Short problem: Copy each line that contains the string "text".
-- Start Data for this exercise --
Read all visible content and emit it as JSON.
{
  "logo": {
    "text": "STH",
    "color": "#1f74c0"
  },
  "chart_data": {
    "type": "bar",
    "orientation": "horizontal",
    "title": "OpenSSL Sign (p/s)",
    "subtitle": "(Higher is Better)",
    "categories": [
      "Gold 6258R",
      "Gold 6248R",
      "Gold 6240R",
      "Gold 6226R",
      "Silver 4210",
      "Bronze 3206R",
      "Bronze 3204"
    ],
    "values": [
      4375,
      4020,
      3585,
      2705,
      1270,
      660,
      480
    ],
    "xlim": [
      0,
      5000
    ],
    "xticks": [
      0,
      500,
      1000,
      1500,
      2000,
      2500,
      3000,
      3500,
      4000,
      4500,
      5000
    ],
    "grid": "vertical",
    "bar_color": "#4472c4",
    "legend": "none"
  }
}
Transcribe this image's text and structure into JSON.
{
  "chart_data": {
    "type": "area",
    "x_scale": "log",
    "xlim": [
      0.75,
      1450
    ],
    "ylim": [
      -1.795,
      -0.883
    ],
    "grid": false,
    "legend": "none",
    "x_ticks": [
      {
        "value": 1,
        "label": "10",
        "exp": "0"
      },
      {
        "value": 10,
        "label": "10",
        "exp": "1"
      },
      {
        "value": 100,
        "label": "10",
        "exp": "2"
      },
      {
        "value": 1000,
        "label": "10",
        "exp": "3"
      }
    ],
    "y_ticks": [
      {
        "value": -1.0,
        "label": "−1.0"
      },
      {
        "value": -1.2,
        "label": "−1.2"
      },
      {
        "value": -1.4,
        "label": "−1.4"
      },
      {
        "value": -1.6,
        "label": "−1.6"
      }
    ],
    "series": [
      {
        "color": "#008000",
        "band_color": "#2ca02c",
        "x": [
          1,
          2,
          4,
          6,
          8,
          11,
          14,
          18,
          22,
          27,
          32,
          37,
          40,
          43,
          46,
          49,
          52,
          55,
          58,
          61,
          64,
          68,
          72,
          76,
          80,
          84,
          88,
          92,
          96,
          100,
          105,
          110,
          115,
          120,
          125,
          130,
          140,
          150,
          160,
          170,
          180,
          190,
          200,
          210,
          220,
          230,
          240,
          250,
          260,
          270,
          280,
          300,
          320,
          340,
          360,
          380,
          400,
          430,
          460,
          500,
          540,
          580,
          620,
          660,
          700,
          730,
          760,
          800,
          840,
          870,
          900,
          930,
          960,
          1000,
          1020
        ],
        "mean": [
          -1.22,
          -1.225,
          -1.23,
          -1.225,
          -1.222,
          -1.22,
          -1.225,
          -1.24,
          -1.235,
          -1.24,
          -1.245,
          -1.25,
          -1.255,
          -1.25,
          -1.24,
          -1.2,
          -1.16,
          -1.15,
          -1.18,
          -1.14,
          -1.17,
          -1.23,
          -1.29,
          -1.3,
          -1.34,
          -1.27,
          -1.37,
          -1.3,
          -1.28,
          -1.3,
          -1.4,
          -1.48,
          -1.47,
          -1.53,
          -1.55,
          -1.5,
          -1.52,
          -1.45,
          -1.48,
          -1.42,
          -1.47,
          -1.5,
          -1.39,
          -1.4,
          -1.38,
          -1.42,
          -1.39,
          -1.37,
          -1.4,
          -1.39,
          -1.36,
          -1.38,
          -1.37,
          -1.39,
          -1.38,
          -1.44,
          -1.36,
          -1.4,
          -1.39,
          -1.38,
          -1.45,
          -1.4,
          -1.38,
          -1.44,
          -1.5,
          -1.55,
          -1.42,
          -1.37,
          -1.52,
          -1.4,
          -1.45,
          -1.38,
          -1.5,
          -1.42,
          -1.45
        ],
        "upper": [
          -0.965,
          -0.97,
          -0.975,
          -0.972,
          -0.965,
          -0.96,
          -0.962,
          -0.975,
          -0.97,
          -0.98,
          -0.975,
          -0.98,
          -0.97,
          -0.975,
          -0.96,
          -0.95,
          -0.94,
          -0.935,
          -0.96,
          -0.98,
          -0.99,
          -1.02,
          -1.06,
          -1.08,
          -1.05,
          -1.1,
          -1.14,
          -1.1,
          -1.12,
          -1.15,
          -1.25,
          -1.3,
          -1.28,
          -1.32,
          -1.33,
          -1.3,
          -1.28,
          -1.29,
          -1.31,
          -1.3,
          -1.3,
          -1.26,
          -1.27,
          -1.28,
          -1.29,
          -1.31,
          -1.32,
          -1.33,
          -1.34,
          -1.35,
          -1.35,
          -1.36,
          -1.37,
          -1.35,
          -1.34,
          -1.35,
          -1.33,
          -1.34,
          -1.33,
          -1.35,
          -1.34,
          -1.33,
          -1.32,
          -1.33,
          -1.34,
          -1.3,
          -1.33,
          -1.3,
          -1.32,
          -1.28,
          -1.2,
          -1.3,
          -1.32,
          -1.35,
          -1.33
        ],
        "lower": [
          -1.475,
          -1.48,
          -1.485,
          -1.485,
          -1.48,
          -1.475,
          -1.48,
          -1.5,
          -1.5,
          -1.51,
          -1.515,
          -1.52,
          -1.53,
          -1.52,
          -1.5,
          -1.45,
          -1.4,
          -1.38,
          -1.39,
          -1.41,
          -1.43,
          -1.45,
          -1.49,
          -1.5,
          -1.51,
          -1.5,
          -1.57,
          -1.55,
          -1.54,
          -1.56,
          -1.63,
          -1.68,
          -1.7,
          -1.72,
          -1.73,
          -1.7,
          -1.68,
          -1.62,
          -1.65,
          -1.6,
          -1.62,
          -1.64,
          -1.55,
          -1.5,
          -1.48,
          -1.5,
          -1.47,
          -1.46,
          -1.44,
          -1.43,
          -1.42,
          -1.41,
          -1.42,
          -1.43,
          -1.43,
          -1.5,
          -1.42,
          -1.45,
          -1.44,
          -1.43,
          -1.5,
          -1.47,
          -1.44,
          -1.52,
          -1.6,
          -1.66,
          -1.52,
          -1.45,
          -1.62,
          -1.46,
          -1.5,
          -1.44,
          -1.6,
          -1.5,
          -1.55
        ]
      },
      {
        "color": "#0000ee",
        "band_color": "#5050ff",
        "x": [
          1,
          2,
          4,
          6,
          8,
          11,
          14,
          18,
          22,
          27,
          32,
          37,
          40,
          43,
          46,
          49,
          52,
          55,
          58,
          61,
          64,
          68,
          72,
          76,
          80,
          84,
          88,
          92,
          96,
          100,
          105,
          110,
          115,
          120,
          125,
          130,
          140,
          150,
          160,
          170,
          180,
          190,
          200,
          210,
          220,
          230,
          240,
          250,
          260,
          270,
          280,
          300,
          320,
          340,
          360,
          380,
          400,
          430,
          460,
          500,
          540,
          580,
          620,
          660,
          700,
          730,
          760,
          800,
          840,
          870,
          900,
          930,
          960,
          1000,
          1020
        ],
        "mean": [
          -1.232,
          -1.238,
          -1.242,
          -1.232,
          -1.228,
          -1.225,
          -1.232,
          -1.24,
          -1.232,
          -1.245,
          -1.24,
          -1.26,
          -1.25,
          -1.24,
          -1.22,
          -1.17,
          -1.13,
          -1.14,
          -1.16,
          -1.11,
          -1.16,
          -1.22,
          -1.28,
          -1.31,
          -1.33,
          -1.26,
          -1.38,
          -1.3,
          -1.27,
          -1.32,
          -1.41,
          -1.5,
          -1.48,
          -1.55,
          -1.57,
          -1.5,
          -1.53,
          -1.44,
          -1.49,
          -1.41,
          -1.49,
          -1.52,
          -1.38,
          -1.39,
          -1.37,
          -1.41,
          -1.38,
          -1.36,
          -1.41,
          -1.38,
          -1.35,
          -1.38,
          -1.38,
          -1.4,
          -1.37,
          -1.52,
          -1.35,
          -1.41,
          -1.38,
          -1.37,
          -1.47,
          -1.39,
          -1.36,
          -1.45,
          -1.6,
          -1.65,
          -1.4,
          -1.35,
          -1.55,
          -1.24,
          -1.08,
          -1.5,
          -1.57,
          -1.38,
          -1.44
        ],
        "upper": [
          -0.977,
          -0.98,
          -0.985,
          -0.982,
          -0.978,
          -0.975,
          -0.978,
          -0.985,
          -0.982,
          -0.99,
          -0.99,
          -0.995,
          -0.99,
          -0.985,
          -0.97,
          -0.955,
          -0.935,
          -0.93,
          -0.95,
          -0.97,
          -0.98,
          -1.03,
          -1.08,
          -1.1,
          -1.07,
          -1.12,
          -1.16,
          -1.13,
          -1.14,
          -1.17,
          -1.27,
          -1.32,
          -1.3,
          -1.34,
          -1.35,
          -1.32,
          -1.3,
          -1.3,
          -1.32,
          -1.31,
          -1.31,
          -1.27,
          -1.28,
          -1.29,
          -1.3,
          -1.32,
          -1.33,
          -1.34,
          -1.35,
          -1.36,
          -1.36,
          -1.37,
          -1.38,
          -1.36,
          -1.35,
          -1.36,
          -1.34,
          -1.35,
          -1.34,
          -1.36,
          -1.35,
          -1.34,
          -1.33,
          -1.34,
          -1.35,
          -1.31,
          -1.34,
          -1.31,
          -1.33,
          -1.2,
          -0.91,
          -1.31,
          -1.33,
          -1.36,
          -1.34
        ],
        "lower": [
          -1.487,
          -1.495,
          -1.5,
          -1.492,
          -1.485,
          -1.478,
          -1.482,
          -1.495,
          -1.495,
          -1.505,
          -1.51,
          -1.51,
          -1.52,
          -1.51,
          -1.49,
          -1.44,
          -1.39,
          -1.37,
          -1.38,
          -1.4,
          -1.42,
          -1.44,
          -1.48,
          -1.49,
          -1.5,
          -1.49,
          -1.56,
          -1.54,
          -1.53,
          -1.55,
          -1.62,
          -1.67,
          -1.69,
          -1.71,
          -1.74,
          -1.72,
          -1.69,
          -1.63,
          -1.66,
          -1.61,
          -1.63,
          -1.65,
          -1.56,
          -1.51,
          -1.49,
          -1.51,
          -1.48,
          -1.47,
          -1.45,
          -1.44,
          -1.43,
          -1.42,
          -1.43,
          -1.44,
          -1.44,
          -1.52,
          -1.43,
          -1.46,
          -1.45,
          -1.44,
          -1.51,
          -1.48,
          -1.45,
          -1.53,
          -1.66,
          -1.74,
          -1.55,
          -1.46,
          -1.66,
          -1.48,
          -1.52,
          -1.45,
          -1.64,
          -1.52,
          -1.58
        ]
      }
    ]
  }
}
-- End Data for this exercise --
Response below:
    "text": "STH",
Transcribe this image's text and structure into JSON.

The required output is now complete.